Еще раз о Западе, Востоке и России

Существует ли общий и ясный критерий различения основных типов цивилизаций в мире? Полагаю, позволительно один раз высказаться по этому поводу.

Коль скоро речь идет о цивилизациях, искомый критерий нужно искать в характере человеческой рефлексивности или, как говорили раньше, формах объективации духа. Замечу, что сами по себе эти формы проявляются в рамках универсальной структуры человеческой практики, включающей в себя три главных измерения или уровня. Последние во многом соответствуют трем видам знания, выделенным М. Шелером, а именно: знанию научному, образовательному и спасительному.

Действительный исток и вместе с тем исход, итог человеческого самопознания есть сама бытийственность бытия, опыт абсолютного Присутствия или, если говорить в терминах времени, вечнопреемственность жизни в духе. В восточной мысли этот источник и одновременно среда всякого сознания и сознавания обозначается понятиями всеобъемлющей "пустоты" (неотличимой от предельной наполненности) или "таковости" существования ( Татхагата в буддизме, цзыжань в даосизме). На Западе свидетельства этой реальности содержатся, главным образом, в наследии духовных подвижников и мистиков.

◆ ◆ ◆ ◆

ЗАДАЧИ И ЗАДАНИЯ:
A) Какие три вида знания, выделенные М. Шелером, названы в тексте о Западе, Востоке и России?
B) Процитируйте отрывок из текста о Западе, Востоке и России от слов «Еще раз о Западе, Востоке» до слов «по этому поводу.» включительно.

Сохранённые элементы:

◆ ◆ ◆ ◆

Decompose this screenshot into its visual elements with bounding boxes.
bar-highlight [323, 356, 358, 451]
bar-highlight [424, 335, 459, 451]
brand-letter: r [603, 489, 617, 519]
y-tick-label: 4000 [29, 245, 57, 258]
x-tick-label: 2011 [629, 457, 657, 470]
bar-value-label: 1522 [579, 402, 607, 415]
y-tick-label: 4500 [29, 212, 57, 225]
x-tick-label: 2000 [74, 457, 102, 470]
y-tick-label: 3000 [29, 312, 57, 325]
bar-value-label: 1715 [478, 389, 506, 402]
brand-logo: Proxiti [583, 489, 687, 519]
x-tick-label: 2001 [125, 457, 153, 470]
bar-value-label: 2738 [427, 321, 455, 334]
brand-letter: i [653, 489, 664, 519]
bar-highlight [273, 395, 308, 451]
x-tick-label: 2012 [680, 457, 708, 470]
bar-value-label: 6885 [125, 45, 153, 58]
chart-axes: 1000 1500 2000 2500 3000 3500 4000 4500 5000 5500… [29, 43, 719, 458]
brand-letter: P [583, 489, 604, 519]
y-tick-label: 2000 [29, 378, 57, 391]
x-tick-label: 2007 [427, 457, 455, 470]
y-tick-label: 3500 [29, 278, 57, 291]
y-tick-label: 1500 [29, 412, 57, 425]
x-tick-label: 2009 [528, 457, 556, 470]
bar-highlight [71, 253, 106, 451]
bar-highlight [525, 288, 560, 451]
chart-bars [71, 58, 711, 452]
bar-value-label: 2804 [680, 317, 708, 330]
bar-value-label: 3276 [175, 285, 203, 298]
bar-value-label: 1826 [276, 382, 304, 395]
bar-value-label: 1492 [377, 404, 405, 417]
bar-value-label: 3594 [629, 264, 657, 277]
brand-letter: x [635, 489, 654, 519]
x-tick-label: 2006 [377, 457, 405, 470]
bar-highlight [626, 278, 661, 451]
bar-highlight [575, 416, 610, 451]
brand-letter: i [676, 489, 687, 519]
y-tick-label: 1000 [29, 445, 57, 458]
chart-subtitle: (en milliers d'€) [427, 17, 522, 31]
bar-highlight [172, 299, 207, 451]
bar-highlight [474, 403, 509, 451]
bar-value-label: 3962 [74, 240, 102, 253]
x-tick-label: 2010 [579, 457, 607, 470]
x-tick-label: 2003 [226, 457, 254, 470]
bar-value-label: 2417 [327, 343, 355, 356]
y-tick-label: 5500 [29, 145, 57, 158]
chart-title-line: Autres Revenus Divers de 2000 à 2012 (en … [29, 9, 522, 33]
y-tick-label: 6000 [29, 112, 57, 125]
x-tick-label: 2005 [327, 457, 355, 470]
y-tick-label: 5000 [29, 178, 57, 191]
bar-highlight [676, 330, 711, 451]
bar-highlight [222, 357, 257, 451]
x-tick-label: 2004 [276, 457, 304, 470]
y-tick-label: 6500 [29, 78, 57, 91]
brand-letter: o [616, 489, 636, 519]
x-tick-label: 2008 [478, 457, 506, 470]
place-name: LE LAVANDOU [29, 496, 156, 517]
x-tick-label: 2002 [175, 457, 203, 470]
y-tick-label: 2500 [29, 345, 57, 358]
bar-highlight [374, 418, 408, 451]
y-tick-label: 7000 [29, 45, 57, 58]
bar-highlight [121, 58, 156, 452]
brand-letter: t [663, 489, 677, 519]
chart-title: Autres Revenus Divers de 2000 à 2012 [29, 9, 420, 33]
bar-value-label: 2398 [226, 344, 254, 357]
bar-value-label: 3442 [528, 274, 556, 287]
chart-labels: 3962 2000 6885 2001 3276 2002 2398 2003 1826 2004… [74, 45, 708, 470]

◆ ◆ ◆ ◆

ОТВЕТЫ ПО ПОРЯДКУ:
A) Научное, образовательное и спасительное.

B)
Еще раз о Западе, Востоке и России

Существует ли общий и ясный критерий различения основных типов цивилизаций в мире? Полагаю, позволительно один раз высказаться по этому поводу.